**Reading passage:**
====
Few workers today are angling for the top spot, according to a survey by OfficeTeam. More than three-quarters (76%) of employees polled said they have no interest in having their manager's position. And nearly two-thirds (65%) believe they couldn't do a better job than their boss.

More than 400 workers 18 years of age or older and employed in office environments, were asked: "Would you like to have your manager's job?"

Their responses:

  • No: 76%
  • Yes: 21%
  • Don't know: no answer 3%

Workers also were asked: "Do you think you could do a better job than your boss?"

Their responses:

  • No: 65%
  • Yes: 28%
  • Don't know/no answer: 7%

The survey also revealed that more workers between the ages of 18 and 34 wanted their manager's position (35%) than in other age groups.

Many aspects of management involve making difficult, sometimes unpopular decisions, and not everyone is comfortable in this role, says OfficeTeam. Being a strong individual contributor does not necessarily equate to being an effective leader.

OfficeTeam identified seven traits potential leaders possess:

  • Integrity. The best managers foster trust among employees by placing ethics first.
====
**Extracted information:**
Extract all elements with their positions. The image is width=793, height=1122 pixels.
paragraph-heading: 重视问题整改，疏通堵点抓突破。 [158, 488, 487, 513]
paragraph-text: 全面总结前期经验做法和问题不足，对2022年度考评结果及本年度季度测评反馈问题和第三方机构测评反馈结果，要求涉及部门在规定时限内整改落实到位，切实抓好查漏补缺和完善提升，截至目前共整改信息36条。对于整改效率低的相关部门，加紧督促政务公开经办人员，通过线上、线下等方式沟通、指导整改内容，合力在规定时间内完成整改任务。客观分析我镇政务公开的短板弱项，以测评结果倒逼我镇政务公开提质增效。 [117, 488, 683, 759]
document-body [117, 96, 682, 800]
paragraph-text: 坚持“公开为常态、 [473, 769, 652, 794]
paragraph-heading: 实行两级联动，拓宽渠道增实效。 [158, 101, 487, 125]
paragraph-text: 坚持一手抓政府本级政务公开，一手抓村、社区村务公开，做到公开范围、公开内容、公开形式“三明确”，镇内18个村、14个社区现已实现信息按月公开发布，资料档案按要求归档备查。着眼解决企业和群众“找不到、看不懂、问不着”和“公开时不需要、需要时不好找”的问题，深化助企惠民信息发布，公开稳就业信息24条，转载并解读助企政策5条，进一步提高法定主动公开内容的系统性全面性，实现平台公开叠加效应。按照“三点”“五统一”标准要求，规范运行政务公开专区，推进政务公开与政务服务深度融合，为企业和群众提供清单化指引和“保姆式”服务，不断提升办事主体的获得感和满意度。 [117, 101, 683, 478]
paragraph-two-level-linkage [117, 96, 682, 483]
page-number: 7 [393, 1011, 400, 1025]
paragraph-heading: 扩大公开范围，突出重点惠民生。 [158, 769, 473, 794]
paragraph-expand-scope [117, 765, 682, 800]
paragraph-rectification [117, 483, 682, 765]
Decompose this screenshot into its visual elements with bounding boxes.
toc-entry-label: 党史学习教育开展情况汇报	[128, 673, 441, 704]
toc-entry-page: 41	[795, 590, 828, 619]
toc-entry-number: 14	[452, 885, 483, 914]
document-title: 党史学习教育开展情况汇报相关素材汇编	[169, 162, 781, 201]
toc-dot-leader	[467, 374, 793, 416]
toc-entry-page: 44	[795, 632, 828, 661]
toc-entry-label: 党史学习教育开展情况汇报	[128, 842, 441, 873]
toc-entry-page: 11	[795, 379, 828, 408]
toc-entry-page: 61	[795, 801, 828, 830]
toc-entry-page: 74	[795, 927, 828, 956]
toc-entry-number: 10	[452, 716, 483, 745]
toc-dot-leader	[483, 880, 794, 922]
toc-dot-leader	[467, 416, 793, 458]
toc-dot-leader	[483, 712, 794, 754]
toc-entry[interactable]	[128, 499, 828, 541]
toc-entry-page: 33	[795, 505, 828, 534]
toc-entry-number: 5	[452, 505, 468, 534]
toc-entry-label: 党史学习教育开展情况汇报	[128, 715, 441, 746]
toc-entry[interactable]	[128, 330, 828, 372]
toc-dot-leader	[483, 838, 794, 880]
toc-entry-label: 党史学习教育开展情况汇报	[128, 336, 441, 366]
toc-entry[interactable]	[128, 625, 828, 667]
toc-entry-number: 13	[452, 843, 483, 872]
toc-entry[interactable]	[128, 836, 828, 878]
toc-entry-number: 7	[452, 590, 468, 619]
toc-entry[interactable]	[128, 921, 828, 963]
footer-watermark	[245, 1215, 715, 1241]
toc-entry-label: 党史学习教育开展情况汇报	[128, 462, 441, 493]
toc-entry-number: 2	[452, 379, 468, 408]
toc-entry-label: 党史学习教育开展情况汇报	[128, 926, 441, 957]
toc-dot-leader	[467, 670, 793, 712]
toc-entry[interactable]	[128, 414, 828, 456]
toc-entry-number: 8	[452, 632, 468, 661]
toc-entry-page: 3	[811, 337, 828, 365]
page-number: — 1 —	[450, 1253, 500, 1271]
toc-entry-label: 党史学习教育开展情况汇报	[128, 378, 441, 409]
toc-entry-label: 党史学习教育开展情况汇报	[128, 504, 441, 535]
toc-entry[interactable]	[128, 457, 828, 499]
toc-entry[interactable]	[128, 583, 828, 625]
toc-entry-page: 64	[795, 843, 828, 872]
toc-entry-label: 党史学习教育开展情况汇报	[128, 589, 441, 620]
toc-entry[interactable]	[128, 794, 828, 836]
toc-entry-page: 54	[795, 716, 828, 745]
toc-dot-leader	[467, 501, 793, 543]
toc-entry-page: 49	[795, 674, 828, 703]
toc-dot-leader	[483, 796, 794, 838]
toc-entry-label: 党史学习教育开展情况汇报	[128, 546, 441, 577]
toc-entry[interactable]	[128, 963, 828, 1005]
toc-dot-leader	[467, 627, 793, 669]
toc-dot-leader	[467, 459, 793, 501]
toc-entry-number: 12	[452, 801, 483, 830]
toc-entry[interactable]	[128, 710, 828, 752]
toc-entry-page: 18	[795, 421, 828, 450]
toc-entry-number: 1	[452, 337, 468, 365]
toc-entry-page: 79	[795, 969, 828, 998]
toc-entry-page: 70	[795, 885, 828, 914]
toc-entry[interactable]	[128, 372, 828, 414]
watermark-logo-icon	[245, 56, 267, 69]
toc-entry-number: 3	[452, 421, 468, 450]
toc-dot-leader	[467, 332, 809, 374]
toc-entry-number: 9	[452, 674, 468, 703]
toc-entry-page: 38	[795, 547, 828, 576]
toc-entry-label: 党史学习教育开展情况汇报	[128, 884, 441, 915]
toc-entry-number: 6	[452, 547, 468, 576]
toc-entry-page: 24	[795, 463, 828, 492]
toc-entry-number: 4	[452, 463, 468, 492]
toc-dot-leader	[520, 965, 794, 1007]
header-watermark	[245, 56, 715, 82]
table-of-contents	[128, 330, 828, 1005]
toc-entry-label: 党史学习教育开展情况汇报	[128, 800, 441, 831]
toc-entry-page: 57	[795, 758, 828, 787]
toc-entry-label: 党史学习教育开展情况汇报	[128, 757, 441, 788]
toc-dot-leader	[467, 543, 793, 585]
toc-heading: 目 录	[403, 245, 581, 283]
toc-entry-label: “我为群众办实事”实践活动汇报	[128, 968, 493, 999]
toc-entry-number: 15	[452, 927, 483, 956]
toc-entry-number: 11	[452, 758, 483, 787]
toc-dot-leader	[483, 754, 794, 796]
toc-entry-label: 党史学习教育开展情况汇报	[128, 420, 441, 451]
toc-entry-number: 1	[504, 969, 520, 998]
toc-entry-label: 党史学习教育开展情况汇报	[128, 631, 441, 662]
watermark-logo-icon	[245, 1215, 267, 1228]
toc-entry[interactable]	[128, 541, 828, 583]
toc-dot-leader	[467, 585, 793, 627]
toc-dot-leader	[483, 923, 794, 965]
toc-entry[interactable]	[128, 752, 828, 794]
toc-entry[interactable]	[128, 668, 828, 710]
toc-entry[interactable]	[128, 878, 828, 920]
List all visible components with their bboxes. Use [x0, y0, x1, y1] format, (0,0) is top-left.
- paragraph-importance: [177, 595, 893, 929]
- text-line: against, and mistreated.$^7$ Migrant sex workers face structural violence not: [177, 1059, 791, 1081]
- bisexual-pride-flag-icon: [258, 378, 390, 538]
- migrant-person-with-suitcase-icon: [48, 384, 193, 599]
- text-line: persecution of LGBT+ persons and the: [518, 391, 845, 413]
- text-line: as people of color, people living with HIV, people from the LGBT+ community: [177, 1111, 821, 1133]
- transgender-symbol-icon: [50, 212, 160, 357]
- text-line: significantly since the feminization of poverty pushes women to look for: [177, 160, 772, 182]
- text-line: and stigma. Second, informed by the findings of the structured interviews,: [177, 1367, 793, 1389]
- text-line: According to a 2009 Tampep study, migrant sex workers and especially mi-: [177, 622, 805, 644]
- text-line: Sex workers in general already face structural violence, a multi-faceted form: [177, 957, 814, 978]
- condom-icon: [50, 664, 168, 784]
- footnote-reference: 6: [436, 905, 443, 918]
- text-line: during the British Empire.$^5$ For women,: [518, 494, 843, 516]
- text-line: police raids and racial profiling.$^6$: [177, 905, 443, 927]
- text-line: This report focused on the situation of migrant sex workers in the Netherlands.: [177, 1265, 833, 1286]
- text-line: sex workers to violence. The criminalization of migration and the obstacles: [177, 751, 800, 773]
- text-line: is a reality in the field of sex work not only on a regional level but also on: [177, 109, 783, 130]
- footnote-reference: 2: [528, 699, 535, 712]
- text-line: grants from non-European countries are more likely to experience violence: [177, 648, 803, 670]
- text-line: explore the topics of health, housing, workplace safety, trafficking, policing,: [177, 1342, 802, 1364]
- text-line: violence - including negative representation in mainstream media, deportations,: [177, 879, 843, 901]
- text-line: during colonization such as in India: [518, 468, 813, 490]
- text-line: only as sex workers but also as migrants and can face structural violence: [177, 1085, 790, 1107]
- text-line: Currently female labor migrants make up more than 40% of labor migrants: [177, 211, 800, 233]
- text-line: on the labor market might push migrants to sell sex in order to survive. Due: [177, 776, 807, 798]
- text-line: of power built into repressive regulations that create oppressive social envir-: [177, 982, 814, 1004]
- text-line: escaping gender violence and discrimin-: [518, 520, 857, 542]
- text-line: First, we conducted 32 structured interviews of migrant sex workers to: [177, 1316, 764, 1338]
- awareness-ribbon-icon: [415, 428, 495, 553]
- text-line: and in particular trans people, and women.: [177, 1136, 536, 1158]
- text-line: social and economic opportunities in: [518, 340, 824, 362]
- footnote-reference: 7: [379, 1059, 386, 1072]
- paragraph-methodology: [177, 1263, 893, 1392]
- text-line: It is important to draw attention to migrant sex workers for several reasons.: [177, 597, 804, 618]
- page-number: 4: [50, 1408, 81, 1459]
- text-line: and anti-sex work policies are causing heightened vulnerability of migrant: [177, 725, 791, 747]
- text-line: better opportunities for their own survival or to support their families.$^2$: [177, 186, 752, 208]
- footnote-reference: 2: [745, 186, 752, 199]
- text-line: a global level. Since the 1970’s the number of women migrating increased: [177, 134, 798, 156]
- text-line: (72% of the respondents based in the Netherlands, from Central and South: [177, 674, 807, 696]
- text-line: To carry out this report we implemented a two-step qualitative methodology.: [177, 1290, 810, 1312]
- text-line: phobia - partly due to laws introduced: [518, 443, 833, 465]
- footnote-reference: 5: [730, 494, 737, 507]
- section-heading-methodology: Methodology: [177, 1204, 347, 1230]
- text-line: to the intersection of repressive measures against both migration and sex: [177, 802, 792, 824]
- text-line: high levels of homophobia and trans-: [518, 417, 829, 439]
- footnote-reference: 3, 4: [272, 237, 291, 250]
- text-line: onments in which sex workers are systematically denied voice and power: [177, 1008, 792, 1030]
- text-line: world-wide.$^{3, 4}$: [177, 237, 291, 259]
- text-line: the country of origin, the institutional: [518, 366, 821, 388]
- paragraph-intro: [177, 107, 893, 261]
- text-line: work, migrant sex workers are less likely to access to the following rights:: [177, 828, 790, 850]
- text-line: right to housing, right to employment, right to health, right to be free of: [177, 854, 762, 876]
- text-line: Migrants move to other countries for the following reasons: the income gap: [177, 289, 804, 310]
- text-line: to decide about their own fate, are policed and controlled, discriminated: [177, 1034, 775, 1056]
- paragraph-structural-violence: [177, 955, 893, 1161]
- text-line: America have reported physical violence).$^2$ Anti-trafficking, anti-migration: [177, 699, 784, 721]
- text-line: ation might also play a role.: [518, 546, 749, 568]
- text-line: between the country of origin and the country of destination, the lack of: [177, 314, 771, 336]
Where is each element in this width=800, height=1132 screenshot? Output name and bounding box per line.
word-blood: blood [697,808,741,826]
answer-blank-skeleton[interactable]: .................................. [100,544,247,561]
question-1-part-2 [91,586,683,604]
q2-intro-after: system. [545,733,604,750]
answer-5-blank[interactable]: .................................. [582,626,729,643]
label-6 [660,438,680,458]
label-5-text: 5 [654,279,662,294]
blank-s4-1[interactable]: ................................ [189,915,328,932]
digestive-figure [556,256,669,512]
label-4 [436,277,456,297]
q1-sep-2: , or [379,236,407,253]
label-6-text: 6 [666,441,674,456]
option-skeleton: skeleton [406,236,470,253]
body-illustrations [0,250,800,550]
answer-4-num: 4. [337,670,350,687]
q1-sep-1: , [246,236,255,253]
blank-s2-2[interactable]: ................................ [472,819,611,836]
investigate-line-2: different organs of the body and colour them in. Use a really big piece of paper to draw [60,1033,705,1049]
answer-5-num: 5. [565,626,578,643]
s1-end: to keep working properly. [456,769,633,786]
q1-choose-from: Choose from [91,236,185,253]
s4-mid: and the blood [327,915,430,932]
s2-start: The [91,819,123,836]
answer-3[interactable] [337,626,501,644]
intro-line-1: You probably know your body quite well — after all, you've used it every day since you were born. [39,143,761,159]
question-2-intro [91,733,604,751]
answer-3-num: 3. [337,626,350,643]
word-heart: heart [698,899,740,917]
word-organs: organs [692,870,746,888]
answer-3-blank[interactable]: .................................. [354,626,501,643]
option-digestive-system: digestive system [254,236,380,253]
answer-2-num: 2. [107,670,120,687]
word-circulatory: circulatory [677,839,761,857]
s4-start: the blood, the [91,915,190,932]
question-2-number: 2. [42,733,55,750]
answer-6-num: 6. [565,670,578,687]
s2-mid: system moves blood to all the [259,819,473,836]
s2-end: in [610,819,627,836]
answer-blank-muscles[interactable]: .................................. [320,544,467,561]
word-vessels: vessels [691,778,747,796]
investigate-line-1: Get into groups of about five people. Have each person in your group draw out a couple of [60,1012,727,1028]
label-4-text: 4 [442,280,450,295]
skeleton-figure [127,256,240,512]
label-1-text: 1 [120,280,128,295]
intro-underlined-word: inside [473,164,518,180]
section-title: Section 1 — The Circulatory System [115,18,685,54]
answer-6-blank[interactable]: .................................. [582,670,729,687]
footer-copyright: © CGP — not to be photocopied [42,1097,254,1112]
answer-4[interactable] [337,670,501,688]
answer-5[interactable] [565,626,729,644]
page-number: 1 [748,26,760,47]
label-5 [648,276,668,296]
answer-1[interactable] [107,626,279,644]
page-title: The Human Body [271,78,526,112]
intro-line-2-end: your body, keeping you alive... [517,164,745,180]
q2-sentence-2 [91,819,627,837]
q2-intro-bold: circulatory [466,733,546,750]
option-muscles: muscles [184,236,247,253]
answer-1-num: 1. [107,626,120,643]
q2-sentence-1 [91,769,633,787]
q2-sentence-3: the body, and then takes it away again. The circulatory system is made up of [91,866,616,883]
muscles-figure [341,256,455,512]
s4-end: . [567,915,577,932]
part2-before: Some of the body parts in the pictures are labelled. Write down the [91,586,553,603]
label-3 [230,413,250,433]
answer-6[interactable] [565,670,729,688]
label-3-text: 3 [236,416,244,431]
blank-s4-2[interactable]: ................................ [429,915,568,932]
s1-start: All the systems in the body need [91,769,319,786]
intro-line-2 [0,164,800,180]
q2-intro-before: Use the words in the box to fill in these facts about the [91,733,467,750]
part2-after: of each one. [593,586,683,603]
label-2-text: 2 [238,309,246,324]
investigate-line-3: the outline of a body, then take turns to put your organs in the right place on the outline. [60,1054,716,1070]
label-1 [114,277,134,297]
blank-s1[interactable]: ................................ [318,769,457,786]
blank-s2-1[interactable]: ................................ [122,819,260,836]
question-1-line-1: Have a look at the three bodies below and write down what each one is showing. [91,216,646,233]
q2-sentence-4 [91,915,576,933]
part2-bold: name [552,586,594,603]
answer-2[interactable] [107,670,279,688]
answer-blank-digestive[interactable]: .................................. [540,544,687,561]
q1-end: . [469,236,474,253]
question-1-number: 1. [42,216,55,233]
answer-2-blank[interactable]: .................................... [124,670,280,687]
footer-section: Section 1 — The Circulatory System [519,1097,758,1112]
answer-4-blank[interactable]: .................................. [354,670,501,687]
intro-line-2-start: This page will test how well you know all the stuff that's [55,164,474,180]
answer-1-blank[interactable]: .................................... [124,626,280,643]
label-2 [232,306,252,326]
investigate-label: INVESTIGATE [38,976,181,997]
====
**Apply what you read:**
1) Answer these questions from the OfficeTeam survey article:
(a) How many workers took part in the poll?
(b) What share of workers aged 18 to 34 wanted their manager's position?
(c) What is the first trait of potential leaders on OfficeTeam's list?
2) Rewrite the OfficeTeam survey article from "Many aspects of" down to "placing ethics first.", replacing "employees" with "staff members".
3) Write the next part of the OfficeTeam survey article, picking up after its last sentence.
The records have nothing to do with the OfficeTeam survey article.

**Answers for the exercise:**
1)
(a) More than 400
(b) 35%
(c) Integrity

2)
Many aspects of management involve making difficult, sometimes unpopular decisions, and not everyone is comfortable in this role, says OfficeTeam. Being a strong individual contributor does not necessarily equate to being an effective leader.

OfficeTeam identified seven traits potential leaders possess:

  • Integrity. The best managers foster trust among staff members by placing ethics first.

3)
  • Sound judgment. Top supervisors can be counted on to make tough decisions based on logic and rationale.
  • Diplomacy. Handling challenging situations with tact and discretion is a must. Effective managers don't take all the credit for results: they consistently acknowledge individual and team contributions.
  • Adaptability. It's essential that leaders be able to think on their feet. They should be innovative while also encouraging team members to develop creative solutions.
  • Strong communication. To motivate and guide employees, influential managers freely share their vision with others.
  • Good listening skills. Successful bosses realize they don't have all the answers and seek input from colleagues.
  • Influence. Great managers build strong networks within the organization to gain support for their ideas.